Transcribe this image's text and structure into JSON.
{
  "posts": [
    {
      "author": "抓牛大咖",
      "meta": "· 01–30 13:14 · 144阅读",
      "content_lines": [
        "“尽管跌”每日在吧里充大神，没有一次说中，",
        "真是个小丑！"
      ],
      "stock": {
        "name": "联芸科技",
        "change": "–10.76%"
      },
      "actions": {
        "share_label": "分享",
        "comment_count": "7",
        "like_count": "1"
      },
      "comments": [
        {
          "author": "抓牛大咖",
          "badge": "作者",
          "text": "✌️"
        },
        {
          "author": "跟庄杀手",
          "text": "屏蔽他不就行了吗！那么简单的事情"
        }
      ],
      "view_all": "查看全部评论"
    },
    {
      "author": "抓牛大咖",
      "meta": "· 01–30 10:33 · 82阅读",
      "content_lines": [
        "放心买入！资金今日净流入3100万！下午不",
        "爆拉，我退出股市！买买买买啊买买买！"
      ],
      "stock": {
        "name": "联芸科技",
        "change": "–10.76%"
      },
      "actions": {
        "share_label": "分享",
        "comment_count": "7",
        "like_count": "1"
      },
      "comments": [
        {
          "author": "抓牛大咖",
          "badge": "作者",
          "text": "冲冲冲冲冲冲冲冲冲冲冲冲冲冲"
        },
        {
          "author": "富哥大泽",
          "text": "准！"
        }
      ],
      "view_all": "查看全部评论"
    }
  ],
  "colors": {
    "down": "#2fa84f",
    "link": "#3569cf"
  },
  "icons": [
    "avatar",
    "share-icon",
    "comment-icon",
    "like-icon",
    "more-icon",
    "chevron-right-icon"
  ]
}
* * *
* [TASK BRIEF] Please set down all the data word for word.

* [RESULT]
Transcribe this image's text and structure into JSON.
{
  "posts": [
    {
      "author": "抓牛大咖",
      "meta": "· 01–30 13:14 · 144阅读",
      "content_lines": [
        "“尽管跌”每日在吧里充大神，没有一次说中，",
        "真是个小丑！"
      ],
      "stock": {
        "name": "联芸科技",
        "change": "–10.76%"
      },
      "actions": {
        "share_label": "分享",
        "comment_count": "7",
        "like_count": "1"
      },
      "comments": [
        {
          "author": "抓牛大咖",
          "badge": "作者",
          "text": "✌️"
        },
        {
          "author": "跟庄杀手",
          "text": "屏蔽他不就行了吗！那么简单的事情"
        }
      ],
      "view_all": "查看全部评论"
    },
    {
      "author": "抓牛大咖",
      "meta": "· 01–30 10:33 · 82阅读",
      "content_lines": [
        "放心买入！资金今日净流入3100万！下午不",
        "爆拉，我退出股市！买买买买啊买买买！"
      ],
      "stock": {
        "name": "联芸科技",
        "change": "–10.76%"
      },
      "actions": {
        "share_label": "分享",
        "comment_count": "7",
        "like_count": "1"
      },
      "comments": [
        {
          "author": "抓牛大咖",
          "badge": "作者",
          "text": "冲冲冲冲冲冲冲冲冲冲冲冲冲冲"
        },
        {
          "author": "富哥大泽",
          "text": "准！"
        }
      ],
      "view_all": "查看全部评论"
    }
  ],
  "colors": {
    "down": "#2fa84f",
    "link": "#3569cf"
  },
  "icons": [
    "avatar",
    "share-icon",
    "comment-icon",
    "like-icon",
    "more-icon",
    "chevron-right-icon"
  ]
}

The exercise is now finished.